[Stored records]
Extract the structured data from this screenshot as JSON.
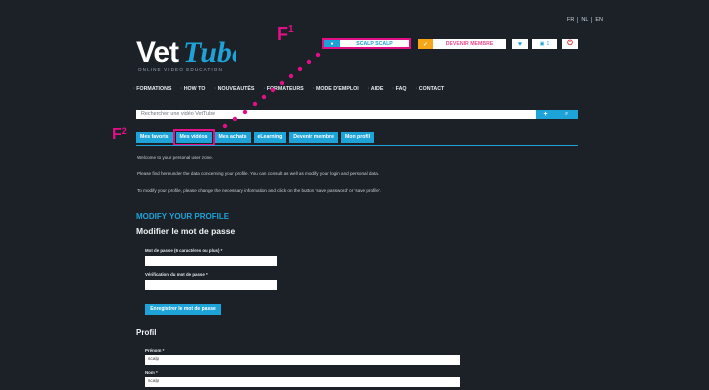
{
  "lang": [
    "FR",
    "NL",
    "EN"
  ],
  "logo": {
    "text": "VetTube",
    "tagline": "ONLINE VIDEO EDUCATION"
  },
  "user_button": {
    "icon": "user-icon",
    "label": "SCALP SCALP"
  },
  "member_button": {
    "icon": "check-icon",
    "label": "DEVENIR MEMBRE"
  },
  "heart_icon": "♥",
  "cart": {
    "icon": "cart-icon",
    "count": "1"
  },
  "power_icon": "⏻",
  "nav": [
    "FORMATIONS",
    "HOW TO",
    "NOUVEAUTÉS",
    "FORMATEURS",
    "MODE D'EMPLOI",
    "AIDE",
    "FAQ",
    "CONTACT"
  ],
  "search": {
    "placeholder": "Rechercher une vidéo VetTube",
    "plus": "+",
    "mag": "⌕"
  },
  "tabs": [
    "Mes favoris",
    "Mes vidéos",
    "Mes achats",
    "eLearning",
    "Devenir membre",
    "Mon profil"
  ],
  "intro": [
    "Welcome to your personal user zone.",
    "Please find hereunder the data concerning your profile. You can consult as well as modify your login and personal data.",
    "To modify your profile, please change the necessary information and click on the button 'save password' or 'save profile'."
  ],
  "modify_title": "MODIFY YOUR PROFILE",
  "password_title": "Modifier le mot de passe",
  "password_label": "Mot de passe (6 caractères ou plus) *",
  "verify_label": "Vérification du mot de passe *",
  "save_password": "Enregistrer le mot de passe",
  "profil_title": "Profil",
  "prenom_label": "Prénom *",
  "prenom_value": "scalp",
  "nom_label": "Nom *",
  "nom_value": "scalp",
  "annotations": {
    "f1": "F",
    "f1_sup": "1",
    "f2": "F",
    "f2_sup": "2"
  },
  "colors": {
    "accent": "#1ea3d8",
    "highlight": "#e20f86",
    "orange": "#f7a618",
    "background": "#1b2127"
  }
}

◆ **EXERCISE PROMPT**
Which lines contain the word "data"? Return each of them.

◆ **OUTPUT**
Extract the structured data from this screenshot as JSON.
    "Please find hereunder the data concerning your profile. You can consult as well as modify your login and personal data.",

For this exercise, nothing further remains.